◆ WHAT TO DO
Repeat, line for line, the entries printed below.
── DATASET ROWS
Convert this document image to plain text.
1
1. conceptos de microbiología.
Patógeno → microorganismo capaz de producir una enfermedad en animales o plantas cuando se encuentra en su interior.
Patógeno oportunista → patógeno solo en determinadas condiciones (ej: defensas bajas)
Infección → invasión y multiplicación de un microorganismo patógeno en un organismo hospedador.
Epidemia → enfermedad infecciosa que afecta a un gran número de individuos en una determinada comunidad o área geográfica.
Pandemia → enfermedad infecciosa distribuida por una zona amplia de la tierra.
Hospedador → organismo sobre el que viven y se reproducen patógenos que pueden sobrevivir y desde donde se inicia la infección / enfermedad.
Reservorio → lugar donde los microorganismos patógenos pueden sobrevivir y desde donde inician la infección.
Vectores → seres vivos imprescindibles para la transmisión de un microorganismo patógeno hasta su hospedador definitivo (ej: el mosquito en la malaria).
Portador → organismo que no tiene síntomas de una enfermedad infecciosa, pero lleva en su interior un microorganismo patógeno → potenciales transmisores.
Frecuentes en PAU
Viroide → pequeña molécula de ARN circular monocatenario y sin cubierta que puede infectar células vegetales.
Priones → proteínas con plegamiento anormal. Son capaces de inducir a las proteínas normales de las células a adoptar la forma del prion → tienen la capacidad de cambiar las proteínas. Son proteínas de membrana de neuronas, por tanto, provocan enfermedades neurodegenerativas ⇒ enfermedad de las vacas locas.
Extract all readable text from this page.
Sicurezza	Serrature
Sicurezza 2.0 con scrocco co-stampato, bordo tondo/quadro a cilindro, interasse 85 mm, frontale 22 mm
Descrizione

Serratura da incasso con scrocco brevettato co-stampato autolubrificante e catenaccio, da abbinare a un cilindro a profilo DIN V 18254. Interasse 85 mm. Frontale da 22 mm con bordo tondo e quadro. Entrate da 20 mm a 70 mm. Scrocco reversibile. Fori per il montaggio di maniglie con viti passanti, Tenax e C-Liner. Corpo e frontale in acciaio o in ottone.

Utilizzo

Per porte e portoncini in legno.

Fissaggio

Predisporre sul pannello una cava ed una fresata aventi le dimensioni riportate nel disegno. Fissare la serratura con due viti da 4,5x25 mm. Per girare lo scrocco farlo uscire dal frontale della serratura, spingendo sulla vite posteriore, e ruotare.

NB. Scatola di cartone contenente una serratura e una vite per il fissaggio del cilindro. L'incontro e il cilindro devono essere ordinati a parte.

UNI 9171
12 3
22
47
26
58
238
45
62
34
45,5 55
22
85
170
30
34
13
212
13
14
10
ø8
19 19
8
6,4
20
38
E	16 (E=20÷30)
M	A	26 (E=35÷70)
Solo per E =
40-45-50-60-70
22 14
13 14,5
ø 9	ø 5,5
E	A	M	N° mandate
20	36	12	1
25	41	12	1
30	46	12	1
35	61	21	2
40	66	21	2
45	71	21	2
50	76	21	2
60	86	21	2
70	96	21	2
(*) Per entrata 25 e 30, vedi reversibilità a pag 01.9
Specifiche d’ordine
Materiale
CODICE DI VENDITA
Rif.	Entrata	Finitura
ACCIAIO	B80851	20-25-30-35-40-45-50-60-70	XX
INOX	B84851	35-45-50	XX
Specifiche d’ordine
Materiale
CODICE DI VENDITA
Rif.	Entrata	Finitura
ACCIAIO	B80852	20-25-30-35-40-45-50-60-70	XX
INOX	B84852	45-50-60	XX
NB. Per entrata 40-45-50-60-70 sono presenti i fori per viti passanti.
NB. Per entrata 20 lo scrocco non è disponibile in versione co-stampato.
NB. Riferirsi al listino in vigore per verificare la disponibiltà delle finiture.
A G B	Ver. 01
────
◆ ANSWER FOR THE TASK
Convert this document image to plain text.
1
1. conceptos de microbiología.
Patógeno → microorganismo capaz de producir una enfermedad en animales o plantas cuando se encuentra en su interior.
Patógeno oportunista → patógeno solo en determinadas condiciones (ej: defensas bajas)
Infección → invasión y multiplicación de un microorganismo patógeno en un organismo hospedador.
Epidemia → enfermedad infecciosa que afecta a un gran número de individuos en una determinada comunidad o área geográfica.
Pandemia → enfermedad infecciosa distribuida por una zona amplia de la tierra.
Hospedador → organismo sobre el que viven y se reproducen patógenos que pueden sobrevivir y desde donde se inicia la infección / enfermedad.
Reservorio → lugar donde los microorganismos patógenos pueden sobrevivir y desde donde inician la infección.
Vectores → seres vivos imprescindibles para la transmisión de un microorganismo patógeno hasta su hospedador definitivo (ej: el mosquito en la malaria).
Portador → organismo que no tiene síntomas de una enfermedad infecciosa, pero lleva en su interior un microorganismo patógeno → potenciales transmisores.
Frecuentes en PAU
Viroide → pequeña molécula de ARN circular monocatenario y sin cubierta que puede infectar células vegetales.
Priones → proteínas con plegamiento anormal. Son capaces de inducir a las proteínas normales de las células a adoptar la forma del prion → tienen la capacidad de cambiar las proteínas. Son proteínas de membrana de neuronas, por tanto, provocan enfermedades neurodegenerativas ⇒ enfermedad de las vacas locas.
Extract all readable text from this page.
Sicurezza	Serrature
Sicurezza 2.0 con scrocco co-stampato, bordo tondo/quadro a cilindro, interasse 85 mm, frontale 22 mm
Descrizione

Serratura da incasso con scrocco brevettato co-stampato autolubrificante e catenaccio, da abbinare a un cilindro a profilo DIN V 18254. Interasse 85 mm. Frontale da 22 mm con bordo tondo e quadro. Entrate da 20 mm a 70 mm. Scrocco reversibile. Fori per il montaggio di maniglie con viti passanti, Tenax e C-Liner. Corpo e frontale in acciaio o in ottone.

Utilizzo

Per porte e portoncini in legno.

Fissaggio

Predisporre sul pannello una cava ed una fresata aventi le dimensioni riportate nel disegno. Fissare la serratura con due viti da 4,5x25 mm. Per girare lo scrocco farlo uscire dal frontale della serratura, spingendo sulla vite posteriore, e ruotare.

NB. Scatola di cartone contenente una serratura e una vite per il fissaggio del cilindro. L'incontro e il cilindro devono essere ordinati a parte.

UNI 9171
12 3
22
47
26
58
238
45
62
34
45,5 55
22
85
170
30
34
13
212
13
14
10
ø8
19 19
8
6,4
20
38
E	16 (E=20÷30)
M	A	26 (E=35÷70)
Solo per E =
40-45-50-60-70
22 14
13 14,5
ø 9	ø 5,5
E	A	M	N° mandate
20	36	12	1
25	41	12	1
30	46	12	1
35	61	21	2
40	66	21	2
45	71	21	2
50	76	21	2
60	86	21	2
70	96	21	2
(*) Per entrata 25 e 30, vedi reversibilità a pag 01.9
Specifiche d’ordine
Materiale
CODICE DI VENDITA
Rif.	Entrata	Finitura
ACCIAIO	B80851	20-25-30-35-40-45-50-60-70	XX
INOX	B84851	35-45-50	XX
Specifiche d’ordine
Materiale
CODICE DI VENDITA
Rif.	Entrata	Finitura
ACCIAIO	B80852	20-25-30-35-40-45-50-60-70	XX
INOX	B84852	45-50-60	XX
NB. Per entrata 40-45-50-60-70 sono presenti i fori per viti passanti.
NB. Per entrata 20 lo scrocco non è disponibile in versione co-stampato.
NB. Riferirsi al listino in vigore per verificare la disponibiltà delle finiture.
A G B	Ver. 01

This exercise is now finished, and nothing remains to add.